Required task ::
Copy out all lines of the records in which the word "cash" appears.

The records ::
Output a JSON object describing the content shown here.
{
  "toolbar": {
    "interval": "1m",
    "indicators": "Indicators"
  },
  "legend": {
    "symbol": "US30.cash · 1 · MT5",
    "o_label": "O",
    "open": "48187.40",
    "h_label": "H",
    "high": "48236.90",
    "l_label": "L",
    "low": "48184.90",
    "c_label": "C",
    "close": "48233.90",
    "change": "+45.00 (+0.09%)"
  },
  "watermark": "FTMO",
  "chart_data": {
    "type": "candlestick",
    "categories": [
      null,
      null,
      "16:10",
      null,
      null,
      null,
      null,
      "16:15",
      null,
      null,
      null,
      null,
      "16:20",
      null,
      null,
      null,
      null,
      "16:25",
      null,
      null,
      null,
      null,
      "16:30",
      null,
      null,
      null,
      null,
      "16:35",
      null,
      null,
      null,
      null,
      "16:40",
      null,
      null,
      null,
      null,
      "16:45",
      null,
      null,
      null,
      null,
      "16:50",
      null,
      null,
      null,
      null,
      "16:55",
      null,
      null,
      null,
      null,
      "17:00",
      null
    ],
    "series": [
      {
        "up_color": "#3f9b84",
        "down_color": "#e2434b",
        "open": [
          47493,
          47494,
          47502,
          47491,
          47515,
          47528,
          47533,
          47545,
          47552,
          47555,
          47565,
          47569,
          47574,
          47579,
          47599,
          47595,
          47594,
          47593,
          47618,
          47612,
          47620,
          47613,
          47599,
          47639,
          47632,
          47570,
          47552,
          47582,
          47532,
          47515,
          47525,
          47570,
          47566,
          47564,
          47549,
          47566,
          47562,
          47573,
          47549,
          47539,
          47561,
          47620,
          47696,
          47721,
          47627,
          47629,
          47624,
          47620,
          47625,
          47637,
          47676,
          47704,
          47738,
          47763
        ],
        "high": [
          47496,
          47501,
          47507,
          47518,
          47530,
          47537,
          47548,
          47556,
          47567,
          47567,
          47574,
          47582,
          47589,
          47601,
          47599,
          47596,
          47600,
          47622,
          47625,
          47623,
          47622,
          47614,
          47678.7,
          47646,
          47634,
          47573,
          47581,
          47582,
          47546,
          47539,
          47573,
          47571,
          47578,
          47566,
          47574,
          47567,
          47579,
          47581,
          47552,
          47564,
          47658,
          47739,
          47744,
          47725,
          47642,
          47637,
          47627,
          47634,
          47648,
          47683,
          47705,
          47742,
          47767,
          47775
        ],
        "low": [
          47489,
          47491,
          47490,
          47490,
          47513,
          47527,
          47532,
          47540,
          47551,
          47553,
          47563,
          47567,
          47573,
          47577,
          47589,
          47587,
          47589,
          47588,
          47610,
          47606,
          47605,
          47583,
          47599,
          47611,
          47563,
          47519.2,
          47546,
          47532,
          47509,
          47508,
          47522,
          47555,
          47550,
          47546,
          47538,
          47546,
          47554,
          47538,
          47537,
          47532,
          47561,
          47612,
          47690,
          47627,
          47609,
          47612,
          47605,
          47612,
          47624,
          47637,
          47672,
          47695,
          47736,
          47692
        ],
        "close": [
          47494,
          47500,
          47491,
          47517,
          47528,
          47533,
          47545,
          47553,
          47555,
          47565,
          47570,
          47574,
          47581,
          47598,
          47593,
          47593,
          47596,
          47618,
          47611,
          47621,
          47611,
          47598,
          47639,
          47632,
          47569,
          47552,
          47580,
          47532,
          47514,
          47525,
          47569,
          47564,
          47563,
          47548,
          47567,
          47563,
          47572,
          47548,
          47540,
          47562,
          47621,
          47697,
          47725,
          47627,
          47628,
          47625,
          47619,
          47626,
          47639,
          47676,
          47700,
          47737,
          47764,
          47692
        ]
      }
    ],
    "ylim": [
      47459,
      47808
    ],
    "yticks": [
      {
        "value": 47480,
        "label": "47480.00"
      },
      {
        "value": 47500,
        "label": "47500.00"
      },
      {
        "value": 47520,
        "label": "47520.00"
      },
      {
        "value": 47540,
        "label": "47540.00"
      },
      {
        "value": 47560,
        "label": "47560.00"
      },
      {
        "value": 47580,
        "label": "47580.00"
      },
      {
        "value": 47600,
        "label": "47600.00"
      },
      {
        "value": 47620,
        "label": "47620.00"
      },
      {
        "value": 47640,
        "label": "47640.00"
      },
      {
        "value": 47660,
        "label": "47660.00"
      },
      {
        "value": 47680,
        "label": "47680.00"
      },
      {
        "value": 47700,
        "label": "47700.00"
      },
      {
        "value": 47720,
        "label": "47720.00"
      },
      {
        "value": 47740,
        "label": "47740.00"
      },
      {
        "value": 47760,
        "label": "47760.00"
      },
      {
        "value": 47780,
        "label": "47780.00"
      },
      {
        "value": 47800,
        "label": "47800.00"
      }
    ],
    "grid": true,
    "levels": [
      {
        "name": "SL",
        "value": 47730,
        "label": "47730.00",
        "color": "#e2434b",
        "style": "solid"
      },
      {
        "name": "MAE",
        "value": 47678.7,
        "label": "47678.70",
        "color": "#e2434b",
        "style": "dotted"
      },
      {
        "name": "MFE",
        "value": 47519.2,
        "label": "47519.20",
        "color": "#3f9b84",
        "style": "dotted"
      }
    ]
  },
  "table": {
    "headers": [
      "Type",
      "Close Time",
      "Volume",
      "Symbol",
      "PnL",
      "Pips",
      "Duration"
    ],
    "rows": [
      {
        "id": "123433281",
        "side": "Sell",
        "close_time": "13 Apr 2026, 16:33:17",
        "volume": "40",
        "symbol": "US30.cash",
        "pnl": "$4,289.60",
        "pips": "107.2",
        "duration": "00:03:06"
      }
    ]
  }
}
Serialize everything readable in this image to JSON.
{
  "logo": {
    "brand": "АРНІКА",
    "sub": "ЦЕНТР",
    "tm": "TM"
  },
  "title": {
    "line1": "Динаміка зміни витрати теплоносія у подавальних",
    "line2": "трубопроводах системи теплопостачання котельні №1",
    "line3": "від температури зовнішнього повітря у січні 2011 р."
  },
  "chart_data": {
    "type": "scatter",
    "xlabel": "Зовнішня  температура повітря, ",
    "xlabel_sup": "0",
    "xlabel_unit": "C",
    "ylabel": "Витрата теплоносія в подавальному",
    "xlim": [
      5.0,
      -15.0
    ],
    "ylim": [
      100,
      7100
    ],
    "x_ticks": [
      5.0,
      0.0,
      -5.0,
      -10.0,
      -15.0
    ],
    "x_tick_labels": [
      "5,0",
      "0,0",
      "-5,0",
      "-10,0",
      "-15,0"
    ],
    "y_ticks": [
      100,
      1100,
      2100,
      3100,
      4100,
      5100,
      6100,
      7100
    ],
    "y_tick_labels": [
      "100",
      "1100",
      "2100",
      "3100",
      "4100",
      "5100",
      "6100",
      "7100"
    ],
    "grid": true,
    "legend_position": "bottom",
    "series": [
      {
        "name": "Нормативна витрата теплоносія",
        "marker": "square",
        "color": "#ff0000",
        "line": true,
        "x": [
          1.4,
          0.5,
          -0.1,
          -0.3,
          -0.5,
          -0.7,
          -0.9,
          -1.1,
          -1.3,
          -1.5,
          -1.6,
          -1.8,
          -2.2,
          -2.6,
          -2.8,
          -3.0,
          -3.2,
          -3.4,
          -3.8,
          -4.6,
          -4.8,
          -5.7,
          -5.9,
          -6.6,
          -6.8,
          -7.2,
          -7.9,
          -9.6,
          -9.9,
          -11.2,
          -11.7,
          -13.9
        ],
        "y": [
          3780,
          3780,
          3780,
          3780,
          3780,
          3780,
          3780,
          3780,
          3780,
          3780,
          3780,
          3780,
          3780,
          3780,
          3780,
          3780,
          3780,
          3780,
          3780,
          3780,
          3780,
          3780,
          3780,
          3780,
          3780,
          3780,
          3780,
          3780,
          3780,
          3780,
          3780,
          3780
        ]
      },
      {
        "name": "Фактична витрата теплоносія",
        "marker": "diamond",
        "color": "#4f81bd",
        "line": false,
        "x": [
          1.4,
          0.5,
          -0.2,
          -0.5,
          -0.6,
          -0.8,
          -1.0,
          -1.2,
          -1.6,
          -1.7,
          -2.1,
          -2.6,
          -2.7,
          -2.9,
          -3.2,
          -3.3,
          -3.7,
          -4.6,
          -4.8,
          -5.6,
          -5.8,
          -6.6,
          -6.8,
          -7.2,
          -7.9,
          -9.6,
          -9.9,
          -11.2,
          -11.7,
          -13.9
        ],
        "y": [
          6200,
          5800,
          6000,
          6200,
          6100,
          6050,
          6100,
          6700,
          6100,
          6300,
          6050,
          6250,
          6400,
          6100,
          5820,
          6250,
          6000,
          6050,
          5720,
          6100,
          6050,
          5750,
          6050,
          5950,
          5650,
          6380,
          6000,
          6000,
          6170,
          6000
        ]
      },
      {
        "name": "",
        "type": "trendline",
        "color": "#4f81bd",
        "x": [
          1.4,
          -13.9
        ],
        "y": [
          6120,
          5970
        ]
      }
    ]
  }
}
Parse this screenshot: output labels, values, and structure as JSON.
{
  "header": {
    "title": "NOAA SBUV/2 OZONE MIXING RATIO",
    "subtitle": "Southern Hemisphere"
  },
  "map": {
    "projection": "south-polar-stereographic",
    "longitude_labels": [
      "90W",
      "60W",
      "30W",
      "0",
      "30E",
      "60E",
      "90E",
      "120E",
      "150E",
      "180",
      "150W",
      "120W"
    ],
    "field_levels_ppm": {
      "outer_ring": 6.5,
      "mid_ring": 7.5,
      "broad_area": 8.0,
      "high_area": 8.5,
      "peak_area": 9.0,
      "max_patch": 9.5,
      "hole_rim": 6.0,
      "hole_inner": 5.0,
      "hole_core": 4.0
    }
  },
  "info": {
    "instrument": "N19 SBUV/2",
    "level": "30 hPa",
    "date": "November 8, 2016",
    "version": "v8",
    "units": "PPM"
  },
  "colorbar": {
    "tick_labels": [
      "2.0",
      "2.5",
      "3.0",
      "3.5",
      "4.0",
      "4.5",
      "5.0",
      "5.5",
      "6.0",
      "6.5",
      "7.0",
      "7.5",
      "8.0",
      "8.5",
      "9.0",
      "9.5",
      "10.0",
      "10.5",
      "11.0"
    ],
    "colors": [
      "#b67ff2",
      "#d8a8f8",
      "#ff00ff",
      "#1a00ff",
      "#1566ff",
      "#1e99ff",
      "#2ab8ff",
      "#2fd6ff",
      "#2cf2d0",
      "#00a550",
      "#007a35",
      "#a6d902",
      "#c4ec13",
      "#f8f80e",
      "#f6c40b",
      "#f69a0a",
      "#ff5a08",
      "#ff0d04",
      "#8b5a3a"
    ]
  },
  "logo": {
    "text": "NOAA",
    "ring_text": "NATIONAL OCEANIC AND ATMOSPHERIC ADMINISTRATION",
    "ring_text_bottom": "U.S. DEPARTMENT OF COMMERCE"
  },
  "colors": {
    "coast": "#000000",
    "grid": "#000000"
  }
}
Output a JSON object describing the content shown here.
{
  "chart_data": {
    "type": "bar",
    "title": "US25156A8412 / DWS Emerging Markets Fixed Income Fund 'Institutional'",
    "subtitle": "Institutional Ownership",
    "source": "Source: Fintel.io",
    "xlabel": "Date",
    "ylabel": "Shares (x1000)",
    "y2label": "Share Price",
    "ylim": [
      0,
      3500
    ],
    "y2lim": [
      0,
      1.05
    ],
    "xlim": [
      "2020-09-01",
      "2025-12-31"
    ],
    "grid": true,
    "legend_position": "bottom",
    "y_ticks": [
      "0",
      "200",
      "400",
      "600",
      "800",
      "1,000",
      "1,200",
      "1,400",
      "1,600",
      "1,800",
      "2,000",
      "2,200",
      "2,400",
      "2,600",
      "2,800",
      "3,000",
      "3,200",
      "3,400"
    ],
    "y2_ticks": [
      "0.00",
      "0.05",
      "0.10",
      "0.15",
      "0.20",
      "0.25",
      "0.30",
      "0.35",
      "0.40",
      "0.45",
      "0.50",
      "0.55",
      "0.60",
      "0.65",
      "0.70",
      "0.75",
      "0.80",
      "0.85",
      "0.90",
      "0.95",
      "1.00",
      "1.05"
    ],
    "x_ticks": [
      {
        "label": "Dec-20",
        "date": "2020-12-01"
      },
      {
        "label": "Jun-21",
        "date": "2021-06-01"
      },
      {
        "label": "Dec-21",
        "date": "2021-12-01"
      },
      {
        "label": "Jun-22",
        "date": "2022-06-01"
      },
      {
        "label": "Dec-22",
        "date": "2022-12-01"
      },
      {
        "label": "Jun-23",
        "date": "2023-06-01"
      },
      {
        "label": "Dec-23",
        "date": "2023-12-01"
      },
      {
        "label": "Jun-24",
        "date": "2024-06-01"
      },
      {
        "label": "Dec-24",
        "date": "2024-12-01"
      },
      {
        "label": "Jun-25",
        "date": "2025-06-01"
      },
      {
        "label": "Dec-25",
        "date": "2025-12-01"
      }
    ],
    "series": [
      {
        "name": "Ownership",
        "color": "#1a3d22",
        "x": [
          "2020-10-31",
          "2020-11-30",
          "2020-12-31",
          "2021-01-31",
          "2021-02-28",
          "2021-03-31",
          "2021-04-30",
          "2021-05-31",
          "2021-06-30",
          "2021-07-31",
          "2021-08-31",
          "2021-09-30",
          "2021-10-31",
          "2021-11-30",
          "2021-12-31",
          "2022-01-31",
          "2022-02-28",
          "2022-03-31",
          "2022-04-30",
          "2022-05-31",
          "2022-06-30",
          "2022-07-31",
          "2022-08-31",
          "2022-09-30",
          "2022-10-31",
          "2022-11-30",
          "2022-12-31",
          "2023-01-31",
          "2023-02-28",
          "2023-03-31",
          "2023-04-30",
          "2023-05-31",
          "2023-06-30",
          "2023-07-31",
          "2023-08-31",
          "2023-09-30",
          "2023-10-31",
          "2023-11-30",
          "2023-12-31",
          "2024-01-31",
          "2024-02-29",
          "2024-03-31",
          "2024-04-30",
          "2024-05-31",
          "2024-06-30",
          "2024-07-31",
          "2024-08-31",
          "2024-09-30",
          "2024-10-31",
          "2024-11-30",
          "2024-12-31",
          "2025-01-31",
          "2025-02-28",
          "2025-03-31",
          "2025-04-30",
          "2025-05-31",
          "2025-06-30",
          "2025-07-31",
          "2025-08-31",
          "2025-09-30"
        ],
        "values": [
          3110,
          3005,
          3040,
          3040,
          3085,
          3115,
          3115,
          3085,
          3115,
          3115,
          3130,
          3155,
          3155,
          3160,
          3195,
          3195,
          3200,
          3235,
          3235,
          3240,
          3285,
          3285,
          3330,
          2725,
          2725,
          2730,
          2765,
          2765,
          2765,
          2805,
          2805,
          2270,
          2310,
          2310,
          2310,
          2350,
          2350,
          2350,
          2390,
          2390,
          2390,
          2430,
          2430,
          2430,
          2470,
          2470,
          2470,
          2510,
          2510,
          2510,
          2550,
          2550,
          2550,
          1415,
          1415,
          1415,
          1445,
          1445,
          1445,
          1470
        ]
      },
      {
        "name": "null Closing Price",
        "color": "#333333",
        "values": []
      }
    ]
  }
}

Result of this task ::
    "symbol": "US30.cash · 1 · MT5",
        "symbol": "US30.cash",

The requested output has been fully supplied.